*Supplied material*:
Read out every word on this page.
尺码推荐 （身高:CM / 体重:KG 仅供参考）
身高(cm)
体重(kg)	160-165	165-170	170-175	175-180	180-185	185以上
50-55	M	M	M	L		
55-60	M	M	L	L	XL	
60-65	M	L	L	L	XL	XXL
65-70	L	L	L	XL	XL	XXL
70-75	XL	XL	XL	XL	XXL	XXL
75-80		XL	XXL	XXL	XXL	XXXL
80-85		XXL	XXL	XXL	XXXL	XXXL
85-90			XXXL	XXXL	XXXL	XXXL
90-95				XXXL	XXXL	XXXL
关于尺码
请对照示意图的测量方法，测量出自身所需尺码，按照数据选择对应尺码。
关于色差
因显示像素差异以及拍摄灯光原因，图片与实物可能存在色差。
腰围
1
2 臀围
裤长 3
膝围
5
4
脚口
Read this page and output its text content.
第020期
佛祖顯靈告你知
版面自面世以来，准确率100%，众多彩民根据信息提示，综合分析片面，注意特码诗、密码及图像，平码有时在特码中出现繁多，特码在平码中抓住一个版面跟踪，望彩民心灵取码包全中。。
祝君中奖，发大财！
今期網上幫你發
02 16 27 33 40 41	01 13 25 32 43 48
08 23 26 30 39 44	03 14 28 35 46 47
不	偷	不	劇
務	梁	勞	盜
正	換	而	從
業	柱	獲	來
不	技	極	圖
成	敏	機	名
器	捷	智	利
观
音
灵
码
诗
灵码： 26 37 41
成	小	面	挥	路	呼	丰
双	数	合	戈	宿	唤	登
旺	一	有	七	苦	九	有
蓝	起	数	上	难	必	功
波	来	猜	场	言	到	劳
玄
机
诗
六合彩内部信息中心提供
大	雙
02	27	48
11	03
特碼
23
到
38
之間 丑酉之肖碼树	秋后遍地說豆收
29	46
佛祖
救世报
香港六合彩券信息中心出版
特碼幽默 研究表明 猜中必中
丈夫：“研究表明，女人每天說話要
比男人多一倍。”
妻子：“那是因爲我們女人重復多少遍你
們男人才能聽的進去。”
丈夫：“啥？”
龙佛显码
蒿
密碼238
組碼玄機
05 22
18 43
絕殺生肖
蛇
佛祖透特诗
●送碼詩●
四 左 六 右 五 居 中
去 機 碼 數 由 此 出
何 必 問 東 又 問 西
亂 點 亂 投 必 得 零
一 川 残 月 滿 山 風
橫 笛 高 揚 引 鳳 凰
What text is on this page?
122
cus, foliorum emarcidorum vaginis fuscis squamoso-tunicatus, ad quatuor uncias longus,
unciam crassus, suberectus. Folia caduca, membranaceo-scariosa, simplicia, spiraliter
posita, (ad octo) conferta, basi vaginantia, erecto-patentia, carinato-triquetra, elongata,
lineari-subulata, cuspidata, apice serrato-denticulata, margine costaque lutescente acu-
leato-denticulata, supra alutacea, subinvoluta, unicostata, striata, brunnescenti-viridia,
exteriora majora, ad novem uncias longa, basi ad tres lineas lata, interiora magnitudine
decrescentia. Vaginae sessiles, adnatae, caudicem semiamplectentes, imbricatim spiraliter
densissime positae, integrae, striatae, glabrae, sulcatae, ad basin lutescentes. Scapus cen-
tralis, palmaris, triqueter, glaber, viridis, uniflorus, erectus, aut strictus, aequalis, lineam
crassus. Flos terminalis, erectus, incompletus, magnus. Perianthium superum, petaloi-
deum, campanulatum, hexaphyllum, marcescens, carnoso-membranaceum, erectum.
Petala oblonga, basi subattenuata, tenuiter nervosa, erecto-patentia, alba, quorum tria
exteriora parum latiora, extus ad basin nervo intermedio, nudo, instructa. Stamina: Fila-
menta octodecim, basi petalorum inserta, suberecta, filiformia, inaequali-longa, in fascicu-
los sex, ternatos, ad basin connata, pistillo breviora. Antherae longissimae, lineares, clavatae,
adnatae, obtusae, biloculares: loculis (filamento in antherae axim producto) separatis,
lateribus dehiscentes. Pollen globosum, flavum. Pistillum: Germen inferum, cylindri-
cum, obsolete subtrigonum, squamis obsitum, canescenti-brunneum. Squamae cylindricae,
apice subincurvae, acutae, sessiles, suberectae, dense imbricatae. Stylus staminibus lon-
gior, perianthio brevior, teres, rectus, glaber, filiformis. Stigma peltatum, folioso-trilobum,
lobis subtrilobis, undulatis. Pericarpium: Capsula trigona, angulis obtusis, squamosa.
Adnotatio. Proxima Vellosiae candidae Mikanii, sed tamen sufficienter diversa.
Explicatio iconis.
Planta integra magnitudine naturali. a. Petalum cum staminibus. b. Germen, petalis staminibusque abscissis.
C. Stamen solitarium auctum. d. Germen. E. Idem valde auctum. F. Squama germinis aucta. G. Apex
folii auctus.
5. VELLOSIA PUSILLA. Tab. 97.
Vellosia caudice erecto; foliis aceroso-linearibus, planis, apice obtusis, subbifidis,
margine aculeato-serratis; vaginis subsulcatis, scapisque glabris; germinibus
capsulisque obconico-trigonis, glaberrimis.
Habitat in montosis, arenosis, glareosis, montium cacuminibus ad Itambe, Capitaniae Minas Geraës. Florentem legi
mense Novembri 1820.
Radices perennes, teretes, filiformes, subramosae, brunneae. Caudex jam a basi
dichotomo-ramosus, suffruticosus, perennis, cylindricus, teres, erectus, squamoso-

*Stated problem*: The records above need to be transcribed in full. Keep every character unchanged.

*Response to the task*:
Read out every word on this page.
尺码推荐 （身高:CM / 体重:KG 仅供参考）
身高(cm)
体重(kg)	160-165	165-170	170-175	175-180	180-185	185以上
50-55	M	M	M	L		
55-60	M	M	L	L	XL	
60-65	M	L	L	L	XL	XXL
65-70	L	L	L	XL	XL	XXL
70-75	XL	XL	XL	XL	XXL	XXL
75-80		XL	XXL	XXL	XXL	XXXL
80-85		XXL	XXL	XXL	XXXL	XXXL
85-90			XXXL	XXXL	XXXL	XXXL
90-95				XXXL	XXXL	XXXL
关于尺码
请对照示意图的测量方法，测量出自身所需尺码，按照数据选择对应尺码。
关于色差
因显示像素差异以及拍摄灯光原因，图片与实物可能存在色差。
腰围
1
2 臀围
裤长 3
膝围
5
4
脚口
Read this page and output its text content.
第020期
佛祖顯靈告你知
版面自面世以来，准确率100%，众多彩民根据信息提示，综合分析片面，注意特码诗、密码及图像，平码有时在特码中出现繁多，特码在平码中抓住一个版面跟踪，望彩民心灵取码包全中。。
祝君中奖，发大财！
今期網上幫你發
02 16 27 33 40 41	01 13 25 32 43 48
08 23 26 30 39 44	03 14 28 35 46 47
不	偷	不	劇
務	梁	勞	盜
正	換	而	從
業	柱	獲	來
不	技	極	圖
成	敏	機	名
器	捷	智	利
观
音
灵
码
诗
灵码： 26 37 41
成	小	面	挥	路	呼	丰
双	数	合	戈	宿	唤	登
旺	一	有	七	苦	九	有
蓝	起	数	上	难	必	功
波	来	猜	场	言	到	劳
玄
机
诗
六合彩内部信息中心提供
大	雙
02	27	48
11	03
特碼
23
到
38
之間 丑酉之肖碼树	秋后遍地說豆收
29	46
佛祖
救世报
香港六合彩券信息中心出版
特碼幽默 研究表明 猜中必中
丈夫：“研究表明，女人每天說話要
比男人多一倍。”
妻子：“那是因爲我們女人重復多少遍你
們男人才能聽的進去。”
丈夫：“啥？”
龙佛显码
蒿
密碼238
組碼玄機
05 22
18 43
絕殺生肖
蛇
佛祖透特诗
●送碼詩●
四 左 六 右 五 居 中
去 機 碼 數 由 此 出
何 必 問 東 又 問 西
亂 點 亂 投 必 得 零
一 川 残 月 滿 山 風
橫 笛 高 揚 引 鳳 凰
What text is on this page?
122
cus, foliorum emarcidorum vaginis fuscis squamoso-tunicatus, ad quatuor uncias longus,
unciam crassus, suberectus. Folia caduca, membranaceo-scariosa, simplicia, spiraliter
posita, (ad octo) conferta, basi vaginantia, erecto-patentia, carinato-triquetra, elongata,
lineari-subulata, cuspidata, apice serrato-denticulata, margine costaque lutescente acu-
leato-denticulata, supra alutacea, subinvoluta, unicostata, striata, brunnescenti-viridia,
exteriora majora, ad novem uncias longa, basi ad tres lineas lata, interiora magnitudine
decrescentia. Vaginae sessiles, adnatae, caudicem semiamplectentes, imbricatim spiraliter
densissime positae, integrae, striatae, glabrae, sulcatae, ad basin lutescentes. Scapus cen-
tralis, palmaris, triqueter, glaber, viridis, uniflorus, erectus, aut strictus, aequalis, lineam
crassus. Flos terminalis, erectus, incompletus, magnus. Perianthium superum, petaloi-
deum, campanulatum, hexaphyllum, marcescens, carnoso-membranaceum, erectum.
Petala oblonga, basi subattenuata, tenuiter nervosa, erecto-patentia, alba, quorum tria
exteriora parum latiora, extus ad basin nervo intermedio, nudo, instructa. Stamina: Fila-
menta octodecim, basi petalorum inserta, suberecta, filiformia, inaequali-longa, in fascicu-
los sex, ternatos, ad basin connata, pistillo breviora. Antherae longissimae, lineares, clavatae,
adnatae, obtusae, biloculares: loculis (filamento in antherae axim producto) separatis,
lateribus dehiscentes. Pollen globosum, flavum. Pistillum: Germen inferum, cylindri-
cum, obsolete subtrigonum, squamis obsitum, canescenti-brunneum. Squamae cylindricae,
apice subincurvae, acutae, sessiles, suberectae, dense imbricatae. Stylus staminibus lon-
gior, perianthio brevior, teres, rectus, glaber, filiformis. Stigma peltatum, folioso-trilobum,
lobis subtrilobis, undulatis. Pericarpium: Capsula trigona, angulis obtusis, squamosa.
Adnotatio. Proxima Vellosiae candidae Mikanii, sed tamen sufficienter diversa.
Explicatio iconis.
Planta integra magnitudine naturali. a. Petalum cum staminibus. b. Germen, petalis staminibusque abscissis.
C. Stamen solitarium auctum. d. Germen. E. Idem valde auctum. F. Squama germinis aucta. G. Apex
folii auctus.
5. VELLOSIA PUSILLA. Tab. 97.
Vellosia caudice erecto; foliis aceroso-linearibus, planis, apice obtusis, subbifidis,
margine aculeato-serratis; vaginis subsulcatis, scapisque glabris; germinibus
capsulisque obconico-trigonis, glaberrimis.
Habitat in montosis, arenosis, glareosis, montium cacuminibus ad Itambe, Capitaniae Minas Geraës. Florentem legi
mense Novembri 1820.
Radices perennes, teretes, filiformes, subramosae, brunneae. Caudex jam a basi
dichotomo-ramosus, suffruticosus, perennis, cylindricus, teres, erectus, squamoso-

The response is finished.